-- START --

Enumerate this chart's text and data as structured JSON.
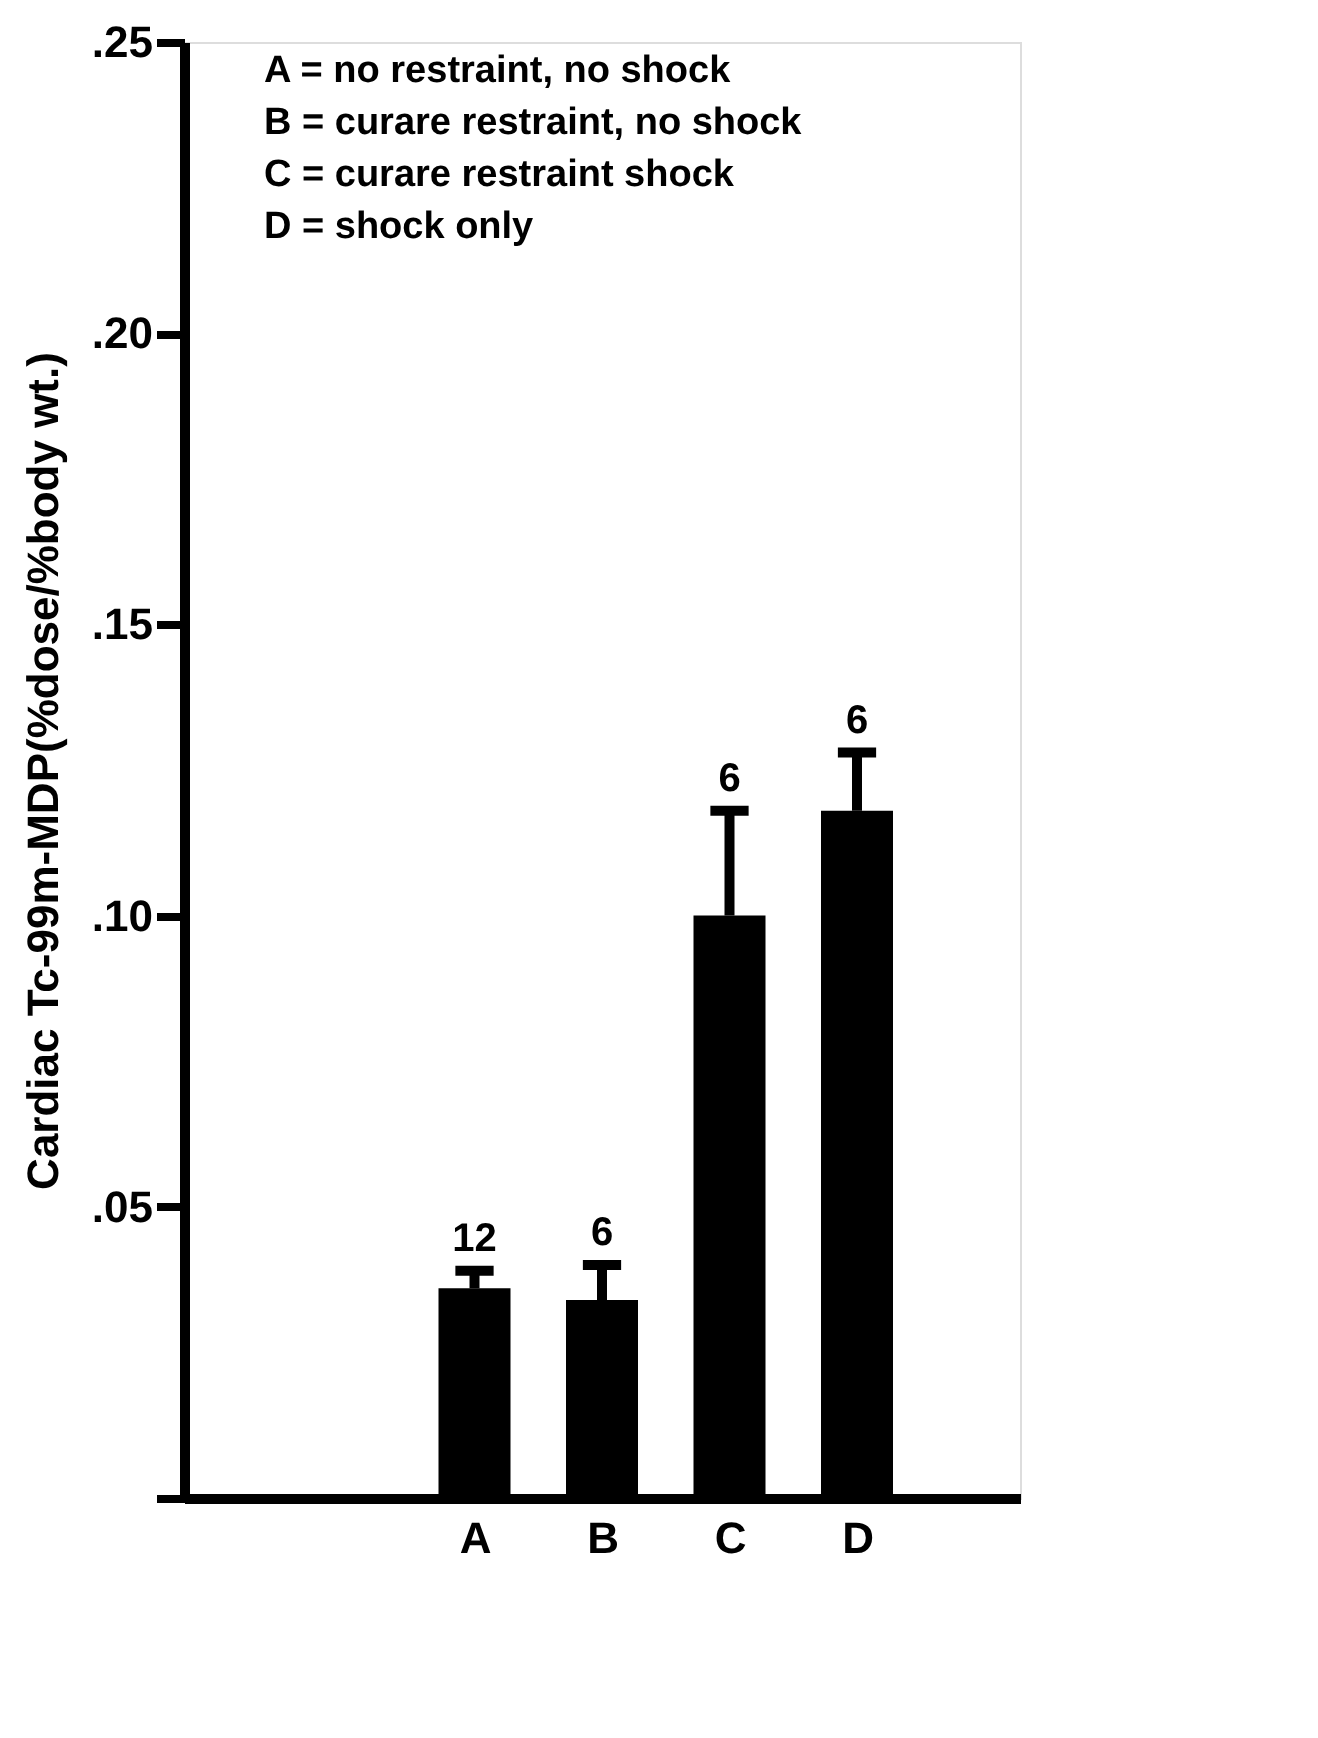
{
  "chart_data": {
    "type": "bar",
    "ylabel": "Cardiac  Tc-99m-MDP(%dose/%body wt.)",
    "categories": [
      "A",
      "B",
      "C",
      "D"
    ],
    "values": [
      0.036,
      0.034,
      0.1,
      0.118
    ],
    "errors": [
      [
        0.036,
        0.039
      ],
      [
        0.034,
        0.04
      ],
      [
        0.1,
        0.118
      ],
      [
        0.118,
        0.128
      ]
    ],
    "color": "#000000",
    "ylim": [
      0,
      0.25
    ],
    "yticks": [
      {
        "value": 0,
        "label": null
      },
      {
        "value": 0.05,
        "label": ".05"
      },
      {
        "value": 0.1,
        "label": ".10"
      },
      {
        "value": 0.15,
        "label": ".15"
      },
      {
        "value": 0.2,
        "label": ".20"
      },
      {
        "value": 0.25,
        "label": ".25"
      }
    ],
    "grid": false,
    "annotations": [
      "12",
      "6",
      "6",
      "6",
      "A = no restraint, no shock",
      "B = curare    restraint, no shock",
      "C = curare    restraint    shock",
      "D = shock only"
    ]
  }
}
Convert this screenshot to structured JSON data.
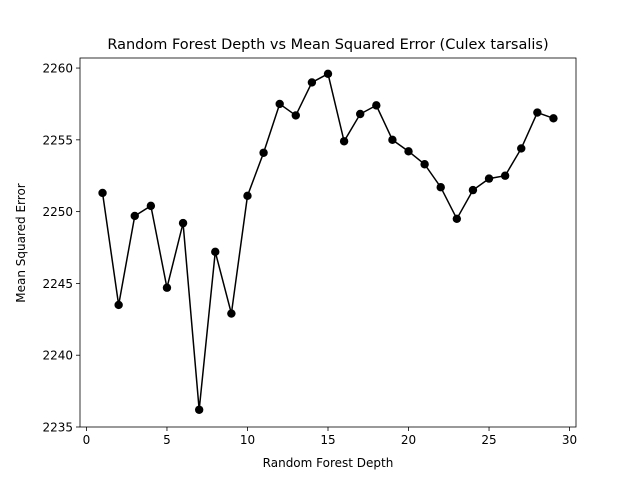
{
  "chart_data": {
    "type": "line",
    "title": "Random Forest Depth vs Mean Squared Error (Culex tarsalis)",
    "xlabel": "Random Forest Depth",
    "ylabel": "Mean Squared Error",
    "xlim": [
      -0.4,
      30.4
    ],
    "ylim": [
      2235,
      2260.7
    ],
    "xticks": [
      0,
      5,
      10,
      15,
      20,
      25,
      30
    ],
    "yticks": [
      2235,
      2240,
      2245,
      2250,
      2255,
      2260
    ],
    "grid": false,
    "legend": "none",
    "marker": "circle",
    "color": "#000000",
    "series": [
      {
        "x": [
          1,
          2,
          3,
          4,
          5,
          6,
          7,
          8,
          9,
          10,
          11,
          12,
          13,
          14,
          15,
          16,
          17,
          18,
          19,
          20,
          21,
          22,
          23,
          24,
          25,
          26,
          27,
          28,
          29
        ],
        "values": [
          2251.3,
          2243.5,
          2249.7,
          2250.4,
          2244.7,
          2249.2,
          2236.2,
          2247.2,
          2242.9,
          2251.1,
          2254.1,
          2257.5,
          2256.7,
          2259.0,
          2259.6,
          2254.9,
          2256.8,
          2257.4,
          2255.0,
          2254.2,
          2253.3,
          2251.7,
          2249.5,
          2251.5,
          2252.3,
          2252.5,
          2254.4,
          2256.9,
          2256.5
        ]
      }
    ]
  }
}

-- END --

[Task to carry out]:
Where a line in the material above holds "JSON", copy that line.

[Solution below]:
Enumerate this chart's text and data as structured JSON.
Convert this screenshot to structured JSON data.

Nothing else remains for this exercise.